# Text segment start

Bug 1419548

Summary:	premature standby status reported by pcs while standby is in progress
Product:	Red Hat Enterprise Linux 7	Reporter:	Josef Zimek <pzimek>
Component:	pacemaker	Assignee:	Klaus Wenninger <kwenning>
Status:	CLOSED ERRATA	QA Contact:	cluster-qe <cluster-qe>
Severity:	unspecified	Docs Contact:
Priority:	unspecified
Version:	7.4	CC:	abeekhof, cluster-maint, jruemker, kgaillot, mnovacek, nhostako, phagara, pzimek, sbradley
Target Milestone:	rc
Target Release:	7.7
Hardware:	Unspecified
OS:	Unspecified
Whiteboard:
Fixed In Version:	pacemaker-1.1.20-1.el7	Doc Type:	No Doc Update
Doc Text:	Minor change	Story Points:	---
Clone Of:
Clones:	1619253 (view as bug list)		Environment:
Last Closed:	2019-08-06 12:53:38 UTC	Type:	Bug
Regression:	---	Mount Type:	---
Documentation:	---	CRM:
Verified Versions:		Category:	---
oVirt Team:	---	RHEL 7.3 requirements from Atomic Host:
Cloudforms Team:	---	Target Upstream Version:
Embargoed:
Bug Depends On:
Bug Blocks:	1420851

Description Josef Zimek 2017-02-06 13:23:42 UTC

Description of problem:


After `pcs cluster standby <node>` pcs status reports node as standby despite the fact that some resources are still stopping. This may lead to situation where node is reported as standby and later gets fenced i.e. due to failed filesystem unmount with on-fail=fence. In such a case the pcs status is unreliable because user may start with other activities such as system update because pcs status wrongly informed about current state.

# Text segment end
# Material start

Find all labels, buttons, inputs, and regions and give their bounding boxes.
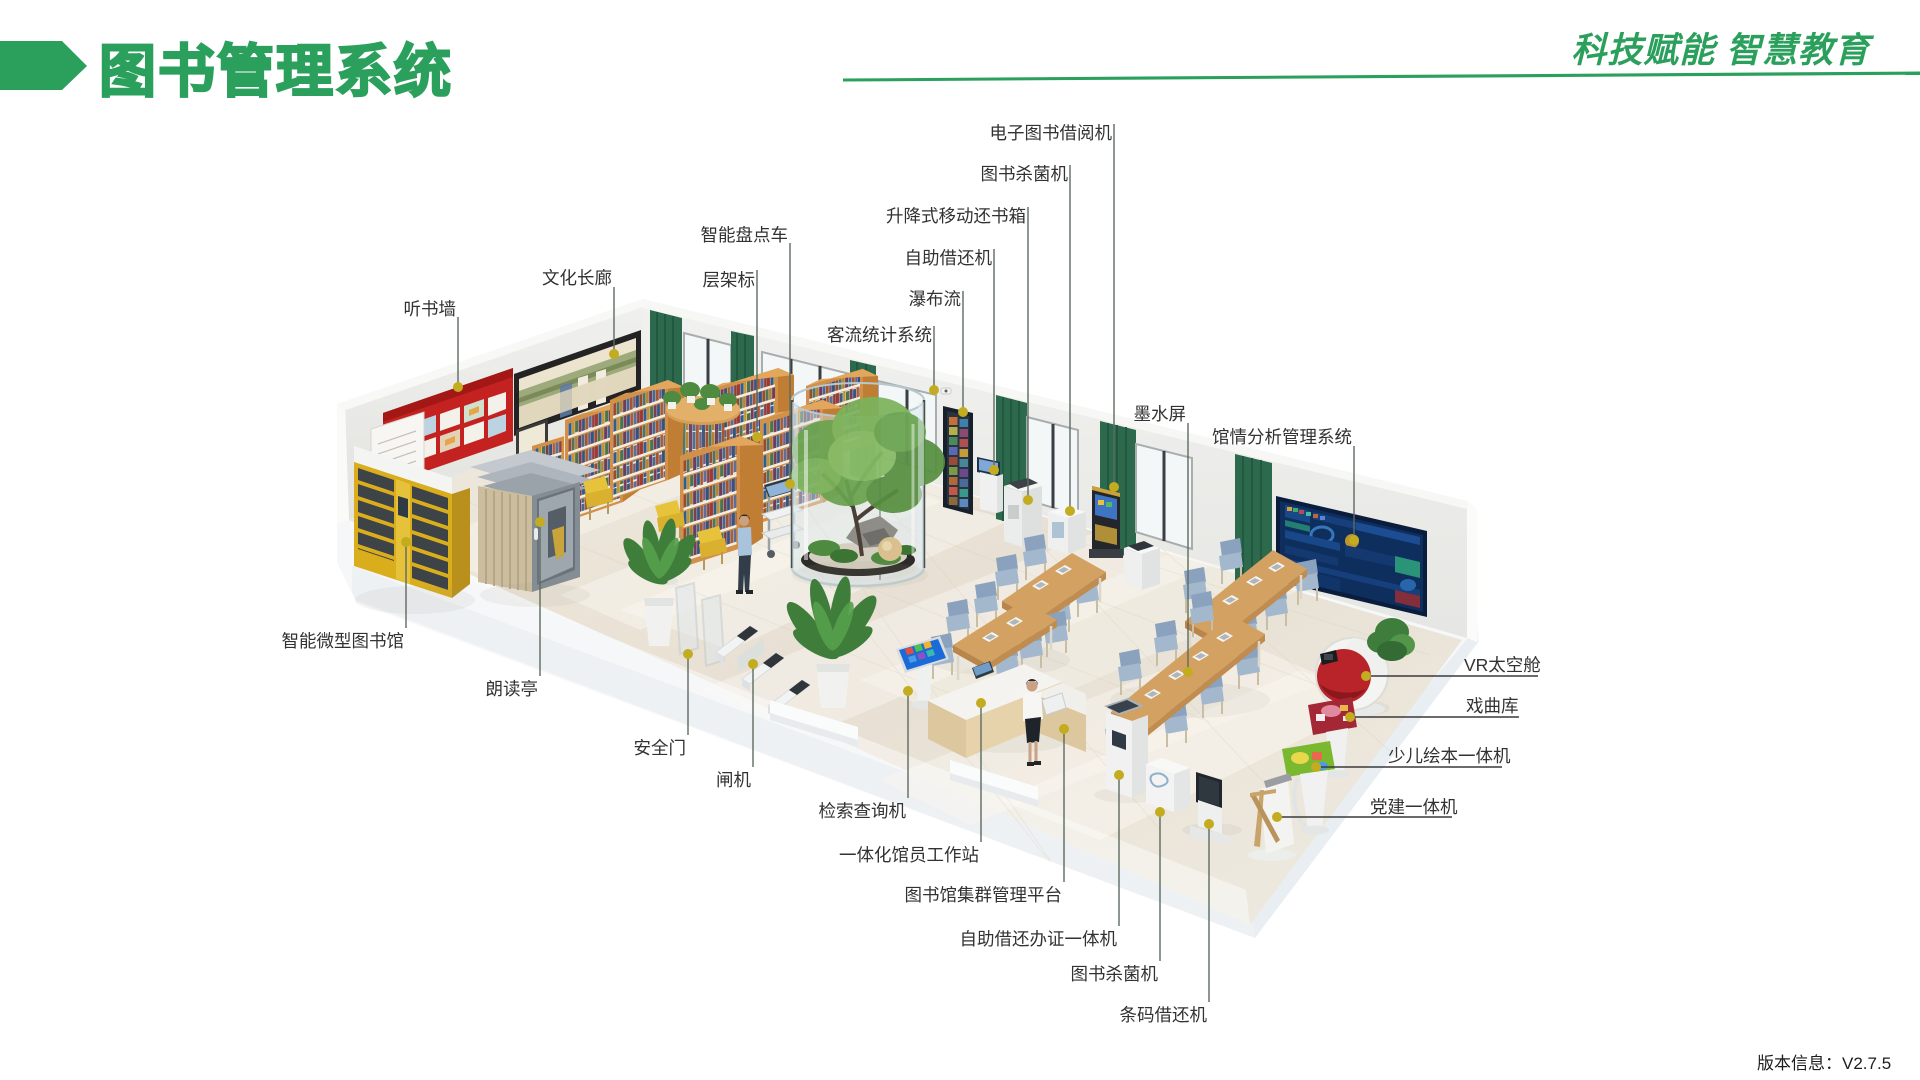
svg-text:一体化馆员工作站: 一体化馆员工作站 [839,845,979,865]
svg-text:智能盘点车: 智能盘点车 [701,225,789,245]
svg-text:层架标: 层架标 [703,270,756,290]
svg-text:党建一体机: 党建一体机 [1370,797,1458,817]
svg-text:戏曲库: 戏曲库 [1466,696,1519,716]
svg-text:客流统计系统: 客流统计系统 [827,325,932,345]
svg-text:条码借还机: 条码借还机 [1120,1005,1208,1025]
svg-text:朗读亭: 朗读亭 [486,679,539,699]
svg-text:智能微型图书馆: 智能微型图书馆 [282,631,405,651]
svg-text:少儿绘本一体机: 少儿绘本一体机 [1388,746,1511,766]
svg-text:自助借还机: 自助借还机 [905,248,993,268]
svg-text:馆情分析管理系统: 馆情分析管理系统 [1212,427,1352,447]
svg-text:听书墙: 听书墙 [404,299,457,319]
svg-text:文化长廊: 文化长廊 [542,268,612,288]
svg-text:图书杀菌机: 图书杀菌机 [1071,964,1159,984]
svg-text:VR太空舱: VR太空舱 [1464,655,1541,675]
svg-text:电子图书借阅机: 电子图书借阅机 [990,123,1113,143]
svg-text:图书馆集群管理平台: 图书馆集群管理平台 [905,885,1063,905]
svg-text:安全门: 安全门 [634,738,687,758]
svg-text:图书杀菌机: 图书杀菌机 [981,164,1069,184]
svg-text:墨水屏: 墨水屏 [1134,404,1187,424]
svg-text:瀑布流: 瀑布流 [909,289,962,309]
svg-text:升降式移动还书箱: 升降式移动还书箱 [886,206,1026,226]
svg-text:自助借还办证一体机: 自助借还办证一体机 [960,929,1118,949]
svg-text:检索查询机: 检索查询机 [819,801,907,821]
svg-text:闸机: 闸机 [716,770,751,790]
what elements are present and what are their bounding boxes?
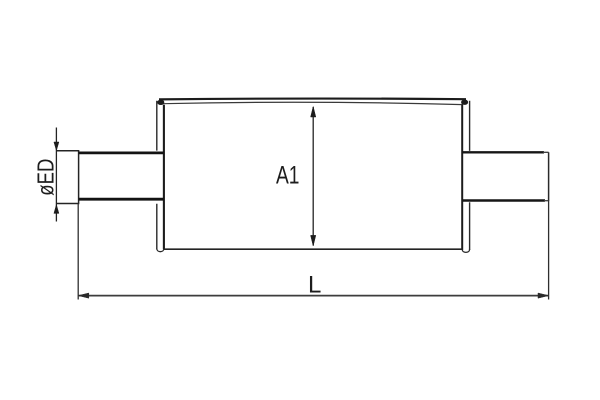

# Material end

**Exercise instructions**
**1)** Retype the bug report in full, word for word.
**2)** Echo every line of the entries verbatim, leaving out the pictures.
The bug report and the entries come from unrelated sources.

**Answers to the exercise**
**1)**
Bug 1419548

Summary:	premature standby status reported by pcs while standby is in progress
Product:	Red Hat Enterprise Linux 7	Reporter:	Josef Zimek <pzimek>
Component:	pacemaker	Assignee:	Klaus Wenninger <kwenning>
Status:	CLOSED ERRATA	QA Contact:	cluster-qe <cluster-qe>
Severity:	unspecified	Docs Contact:
Priority:	unspecified
Version:	7.4	CC:	abeekhof, cluster-maint, jruemker, kgaillot, mnovacek, nhostako, phagara, pzimek, sbradley
Target Milestone:	rc
Target Release:	7.7
Hardware:	Unspecified
OS:	Unspecified
Whiteboard:
Fixed In Version:	pacemaker-1.1.20-1.el7	Doc Type:	No Doc Update
Doc Text:	Minor change	Story Points:	---
Clone Of:
Clones:	1619253 (view as bug list)		Environment:
Last Closed:	2019-08-06 12:53:38 UTC	Type:	Bug
Regression:	---	Mount Type:	---
Documentation:	---	CRM:
Verified Versions:		Category:	---
oVirt Team:	---	RHEL 7.3 requirements from Atomic Host:
Cloudforms Team:	---	Target Upstream Version:
Embargoed:
Bug Depends On:
Bug Blocks:	1420851

Description Josef Zimek 2017-02-06 13:23:42 UTC

Description of problem:


After `pcs cluster standby <node>` pcs status reports node as standby despite the fact that some resources are still stopping. This may lead to situation where node is reported as standby and later gets fenced i.e. due to failed filesystem unmount with on-fail=fence. In such a case the pcs status is unreliable because user may start with other activities such as system update because pcs status wrongly informed about current state.

**2)**
Find all labels, buttons, inputs, and regions and give their bounding boxes.
svg-text:一体化馆员工作站: 一体化馆员工作站 [839,845,979,865]
svg-text:智能盘点车: 智能盘点车 [701,225,789,245]
svg-text:层架标: 层架标 [703,270,756,290]
svg-text:党建一体机: 党建一体机 [1370,797,1458,817]
svg-text:戏曲库: 戏曲库 [1466,696,1519,716]
svg-text:客流统计系统: 客流统计系统 [827,325,932,345]
svg-text:条码借还机: 条码借还机 [1120,1005,1208,1025]
svg-text:朗读亭: 朗读亭 [486,679,539,699]
svg-text:智能微型图书馆: 智能微型图书馆 [282,631,405,651]
svg-text:少儿绘本一体机: 少儿绘本一体机 [1388,746,1511,766]
svg-text:自助借还机: 自助借还机 [905,248,993,268]
svg-text:馆情分析管理系统: 馆情分析管理系统 [1212,427,1352,447]
svg-text:听书墙: 听书墙 [404,299,457,319]
svg-text:文化长廊: 文化长廊 [542,268,612,288]
svg-text:图书杀菌机: 图书杀菌机 [1071,964,1159,984]
svg-text:VR太空舱: VR太空舱 [1464,655,1541,675]
svg-text:电子图书借阅机: 电子图书借阅机 [990,123,1113,143]
svg-text:图书馆集群管理平台: 图书馆集群管理平台 [905,885,1063,905]
svg-text:安全门: 安全门 [634,738,687,758]
svg-text:图书杀菌机: 图书杀菌机 [981,164,1069,184]
svg-text:墨水屏: 墨水屏 [1134,404,1187,424]
svg-text:瀑布流: 瀑布流 [909,289,962,309]
svg-text:升降式移动还书箱: 升降式移动还书箱 [886,206,1026,226]
svg-text:自助借还办证一体机: 自助借还办证一体机 [960,929,1118,949]
svg-text:检索查询机: 检索查询机 [819,801,907,821]
svg-text:闸机: 闸机 [716,770,751,790]
what elements are present and what are their bounding boxes?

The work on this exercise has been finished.